[EXTRACTED RECORDS]
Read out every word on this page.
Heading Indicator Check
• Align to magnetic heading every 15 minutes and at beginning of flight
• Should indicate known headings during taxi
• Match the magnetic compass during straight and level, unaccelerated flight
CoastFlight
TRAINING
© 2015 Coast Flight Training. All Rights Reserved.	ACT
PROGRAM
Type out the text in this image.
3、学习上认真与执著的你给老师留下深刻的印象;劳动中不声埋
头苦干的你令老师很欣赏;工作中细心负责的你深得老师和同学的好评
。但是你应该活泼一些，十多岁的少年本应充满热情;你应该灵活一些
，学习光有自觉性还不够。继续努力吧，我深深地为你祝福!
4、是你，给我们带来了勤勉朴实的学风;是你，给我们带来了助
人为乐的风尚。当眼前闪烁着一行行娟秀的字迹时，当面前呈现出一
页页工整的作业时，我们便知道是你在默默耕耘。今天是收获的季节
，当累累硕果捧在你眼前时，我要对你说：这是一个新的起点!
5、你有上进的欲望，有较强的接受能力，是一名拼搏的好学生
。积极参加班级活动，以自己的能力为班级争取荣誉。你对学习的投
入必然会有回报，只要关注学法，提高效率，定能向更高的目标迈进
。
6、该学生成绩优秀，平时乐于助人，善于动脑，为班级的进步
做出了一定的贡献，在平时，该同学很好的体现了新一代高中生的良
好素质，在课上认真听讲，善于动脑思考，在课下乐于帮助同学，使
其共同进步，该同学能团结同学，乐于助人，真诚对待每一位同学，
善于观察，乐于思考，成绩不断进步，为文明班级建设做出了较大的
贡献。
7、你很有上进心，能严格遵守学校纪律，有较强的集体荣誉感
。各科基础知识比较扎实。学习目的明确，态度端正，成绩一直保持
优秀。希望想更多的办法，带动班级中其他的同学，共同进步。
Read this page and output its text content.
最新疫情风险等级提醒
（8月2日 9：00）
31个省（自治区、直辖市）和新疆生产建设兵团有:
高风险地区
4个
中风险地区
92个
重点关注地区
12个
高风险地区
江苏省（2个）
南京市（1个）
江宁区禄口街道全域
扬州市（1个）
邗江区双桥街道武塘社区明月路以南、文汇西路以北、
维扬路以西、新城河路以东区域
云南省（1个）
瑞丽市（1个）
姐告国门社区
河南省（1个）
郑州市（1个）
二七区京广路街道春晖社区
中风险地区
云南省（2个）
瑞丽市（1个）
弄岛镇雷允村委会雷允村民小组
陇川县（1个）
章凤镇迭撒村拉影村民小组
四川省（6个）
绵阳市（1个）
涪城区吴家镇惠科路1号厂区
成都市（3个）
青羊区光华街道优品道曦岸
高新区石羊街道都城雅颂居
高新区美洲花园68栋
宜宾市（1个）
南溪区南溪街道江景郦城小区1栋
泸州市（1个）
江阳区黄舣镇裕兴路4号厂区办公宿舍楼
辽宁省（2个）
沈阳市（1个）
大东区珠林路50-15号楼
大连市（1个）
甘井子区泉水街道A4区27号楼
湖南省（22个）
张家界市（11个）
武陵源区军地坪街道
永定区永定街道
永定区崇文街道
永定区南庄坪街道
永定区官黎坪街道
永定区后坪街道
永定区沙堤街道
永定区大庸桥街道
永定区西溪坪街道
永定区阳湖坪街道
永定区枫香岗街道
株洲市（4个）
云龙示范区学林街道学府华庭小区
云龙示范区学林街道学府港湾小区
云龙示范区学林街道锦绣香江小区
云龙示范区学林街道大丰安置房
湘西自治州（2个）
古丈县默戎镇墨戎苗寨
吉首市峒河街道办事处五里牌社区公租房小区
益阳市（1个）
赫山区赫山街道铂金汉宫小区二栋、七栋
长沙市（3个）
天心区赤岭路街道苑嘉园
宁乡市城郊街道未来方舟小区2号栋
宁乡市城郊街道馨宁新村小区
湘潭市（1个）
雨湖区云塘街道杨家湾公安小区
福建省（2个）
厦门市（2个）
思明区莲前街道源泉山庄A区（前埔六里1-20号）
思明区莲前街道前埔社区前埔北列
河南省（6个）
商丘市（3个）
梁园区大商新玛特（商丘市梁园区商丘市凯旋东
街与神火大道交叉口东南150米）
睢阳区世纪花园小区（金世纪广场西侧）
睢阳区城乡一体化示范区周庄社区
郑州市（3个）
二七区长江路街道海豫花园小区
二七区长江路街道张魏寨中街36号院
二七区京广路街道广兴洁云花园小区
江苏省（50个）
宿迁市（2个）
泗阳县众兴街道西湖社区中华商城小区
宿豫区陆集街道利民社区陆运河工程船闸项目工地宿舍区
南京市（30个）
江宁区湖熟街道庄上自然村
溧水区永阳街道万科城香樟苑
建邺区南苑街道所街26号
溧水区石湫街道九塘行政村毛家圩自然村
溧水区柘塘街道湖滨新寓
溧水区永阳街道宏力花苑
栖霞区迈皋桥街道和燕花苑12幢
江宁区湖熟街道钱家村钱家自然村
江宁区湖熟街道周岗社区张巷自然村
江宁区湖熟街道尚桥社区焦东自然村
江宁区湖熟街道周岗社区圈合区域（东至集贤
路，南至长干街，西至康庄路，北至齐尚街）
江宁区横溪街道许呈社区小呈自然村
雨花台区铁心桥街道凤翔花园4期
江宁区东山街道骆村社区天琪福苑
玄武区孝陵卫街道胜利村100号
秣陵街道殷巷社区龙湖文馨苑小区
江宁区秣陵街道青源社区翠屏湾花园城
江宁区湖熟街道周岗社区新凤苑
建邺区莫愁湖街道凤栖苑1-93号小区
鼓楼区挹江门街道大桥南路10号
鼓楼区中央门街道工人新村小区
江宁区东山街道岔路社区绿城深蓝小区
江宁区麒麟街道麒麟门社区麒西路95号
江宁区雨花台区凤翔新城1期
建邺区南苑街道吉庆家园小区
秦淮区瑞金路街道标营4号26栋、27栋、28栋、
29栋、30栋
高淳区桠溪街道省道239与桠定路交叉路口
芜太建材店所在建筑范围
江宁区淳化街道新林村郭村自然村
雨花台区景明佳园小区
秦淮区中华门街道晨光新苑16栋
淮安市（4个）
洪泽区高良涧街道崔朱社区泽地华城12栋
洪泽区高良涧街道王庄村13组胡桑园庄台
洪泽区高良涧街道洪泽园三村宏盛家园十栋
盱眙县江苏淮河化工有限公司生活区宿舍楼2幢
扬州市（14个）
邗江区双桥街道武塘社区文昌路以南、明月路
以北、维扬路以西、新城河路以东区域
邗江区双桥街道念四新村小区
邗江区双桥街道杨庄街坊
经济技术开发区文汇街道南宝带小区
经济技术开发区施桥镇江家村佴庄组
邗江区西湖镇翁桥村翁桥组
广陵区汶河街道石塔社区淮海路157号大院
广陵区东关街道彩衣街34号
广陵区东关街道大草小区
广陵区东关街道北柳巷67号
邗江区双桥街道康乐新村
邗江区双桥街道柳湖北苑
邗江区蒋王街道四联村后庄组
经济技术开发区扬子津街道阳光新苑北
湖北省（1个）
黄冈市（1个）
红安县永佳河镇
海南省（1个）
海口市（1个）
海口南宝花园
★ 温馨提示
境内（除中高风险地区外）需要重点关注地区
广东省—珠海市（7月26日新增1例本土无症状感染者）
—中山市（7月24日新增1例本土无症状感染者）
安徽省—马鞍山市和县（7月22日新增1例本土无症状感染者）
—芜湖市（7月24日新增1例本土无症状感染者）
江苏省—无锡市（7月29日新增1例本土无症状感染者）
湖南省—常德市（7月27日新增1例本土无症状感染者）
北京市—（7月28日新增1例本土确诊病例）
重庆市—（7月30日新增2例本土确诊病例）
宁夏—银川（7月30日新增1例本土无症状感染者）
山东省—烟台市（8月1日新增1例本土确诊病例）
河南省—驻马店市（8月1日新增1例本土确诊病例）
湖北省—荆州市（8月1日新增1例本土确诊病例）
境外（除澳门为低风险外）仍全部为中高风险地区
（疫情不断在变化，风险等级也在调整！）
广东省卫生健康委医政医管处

[WHAT IS NEEDED] Search the entries for the word "page" and pick out every line that holds it.

[EXERCISE RESPONSE]
Read out every word on this page.
Read this page and output its text content.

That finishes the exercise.